_Listed records_:
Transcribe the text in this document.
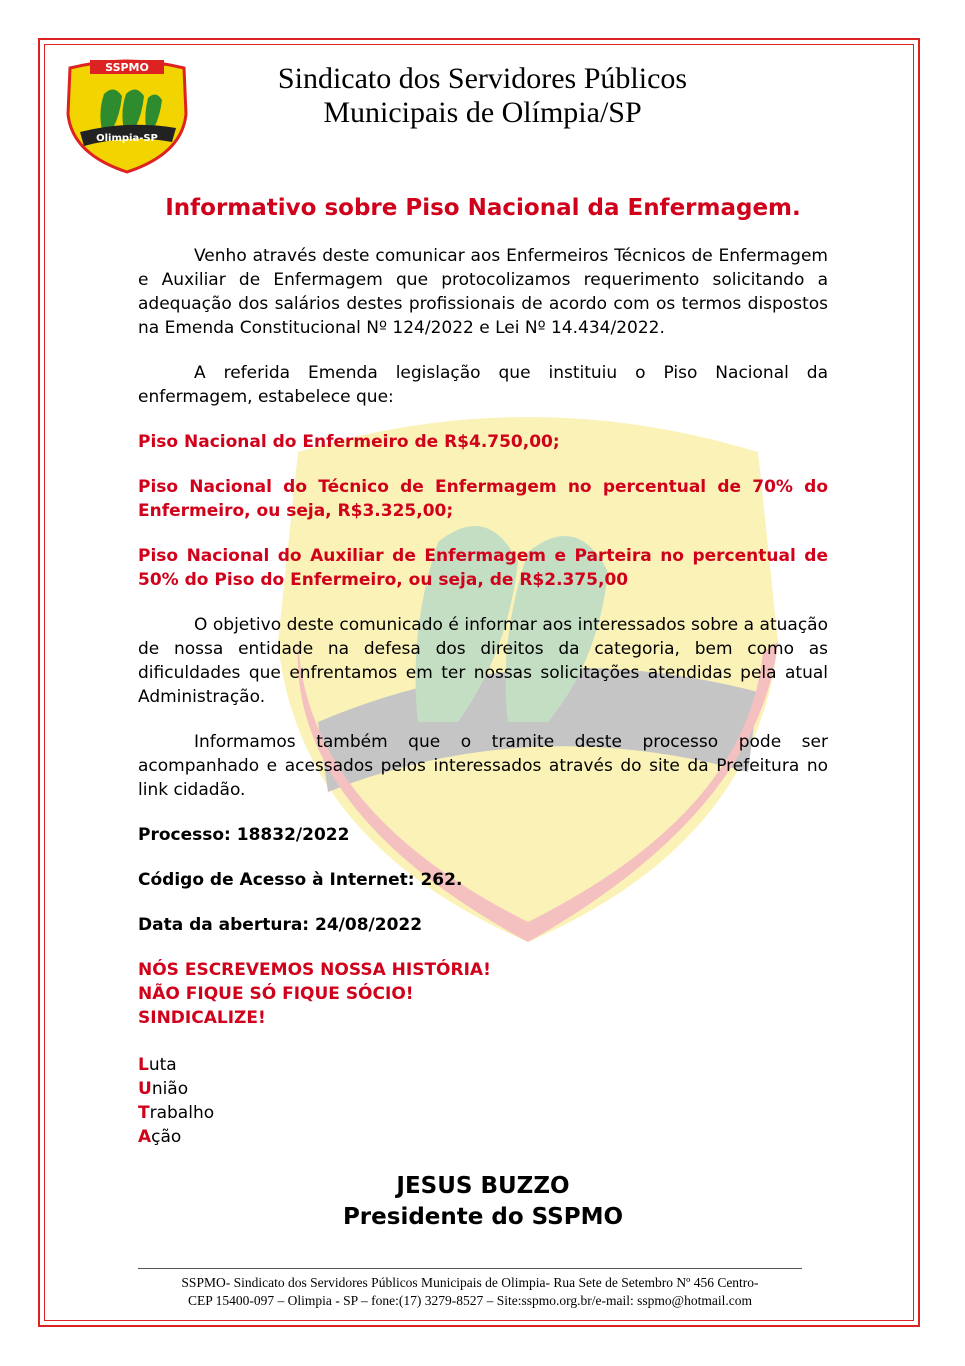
SSPMO
Olimpia-SP
Sindicato dos Servidores Públicos
Municipais de Olímpia/SP
Informativo sobre Piso Nacional da Enfermagem.

Venho através deste comunicar aos Enfermeiros Técnicos de Enfermagem e Auxiliar de Enfermagem que protocolizamos requerimento solicitando a adequação dos salários destes profissionais de acordo com os termos dispostos na Emenda Constitucional Nº 124/2022 e Lei Nº 14.434/2022.

A referida Emenda legislação que instituiu o Piso Nacional da enfermagem, estabelece que:

Piso Nacional do Enfermeiro de R$4.750,00;

Piso Nacional do Técnico de Enfermagem no percentual de 70% do Enfermeiro, ou seja, R$3.325,00;

Piso Nacional do Auxiliar de Enfermagem e Parteira no percentual de 50% do Piso do Enfermeiro, ou seja, de R$2.375,00

O objetivo deste comunicado é informar aos interessados sobre a atuação de nossa entidade na defesa dos direitos da categoria, bem como as dificuldades que enfrentamos em ter nossas solicitações atendidas pela atual Administração.

Informamos também que o tramite deste processo pode ser acompanhado e acessados pelos interessados através do site da Prefeitura no link cidadão.

Processo: 18832/2022

Código de Acesso à Internet: 262.

Data da abertura: 24/08/2022

NÓS ESCREVEMOS NOSSA HISTÓRIA!

NÃO FIQUE SÓ FIQUE SÓCIO!

SINDICALIZE!

Luta

União

Trabalho

Ação

JESUS BUZZO
Presidente do SSPMO
SSPMO- Sindicato dos Servidores Públicos Municipais de Olimpia- Rua Sete de Setembro Nº 456 Centro-
CEP 15400-097 – Olimpia - SP – fone:(17) 3279-8527 – Site:sspmo.org.br/e-mail: sspmo@hotmail.com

_Your task_: Transcribe the whole listing exactly. Pictures stay out of your copy.

_Correct result_:
Transcribe the text in this document.
SSPMO
Olimpia-SP
Sindicato dos Servidores Públicos
Municipais de Olímpia/SP
Informativo sobre Piso Nacional da Enfermagem.

Venho através deste comunicar aos Enfermeiros Técnicos de Enfermagem e Auxiliar de Enfermagem que protocolizamos requerimento solicitando a adequação dos salários destes profissionais de acordo com os termos dispostos na Emenda Constitucional Nº 124/2022 e Lei Nº 14.434/2022.

A referida Emenda legislação que instituiu o Piso Nacional da enfermagem, estabelece que:

Piso Nacional do Enfermeiro de R$4.750,00;

Piso Nacional do Técnico de Enfermagem no percentual de 70% do Enfermeiro, ou seja, R$3.325,00;

Piso Nacional do Auxiliar de Enfermagem e Parteira no percentual de 50% do Piso do Enfermeiro, ou seja, de R$2.375,00

O objetivo deste comunicado é informar aos interessados sobre a atuação de nossa entidade na defesa dos direitos da categoria, bem como as dificuldades que enfrentamos em ter nossas solicitações atendidas pela atual Administração.

Informamos também que o tramite deste processo pode ser acompanhado e acessados pelos interessados através do site da Prefeitura no link cidadão.

Processo: 18832/2022

Código de Acesso à Internet: 262.

Data da abertura: 24/08/2022

NÓS ESCREVEMOS NOSSA HISTÓRIA!

NÃO FIQUE SÓ FIQUE SÓCIO!

SINDICALIZE!

Luta

União

Trabalho

Ação

JESUS BUZZO
Presidente do SSPMO
SSPMO- Sindicato dos Servidores Públicos Municipais de Olimpia- Rua Sete de Setembro Nº 456 Centro-
CEP 15400-097 – Olimpia - SP – fone:(17) 3279-8527 – Site:sspmo.org.br/e-mail: sspmo@hotmail.com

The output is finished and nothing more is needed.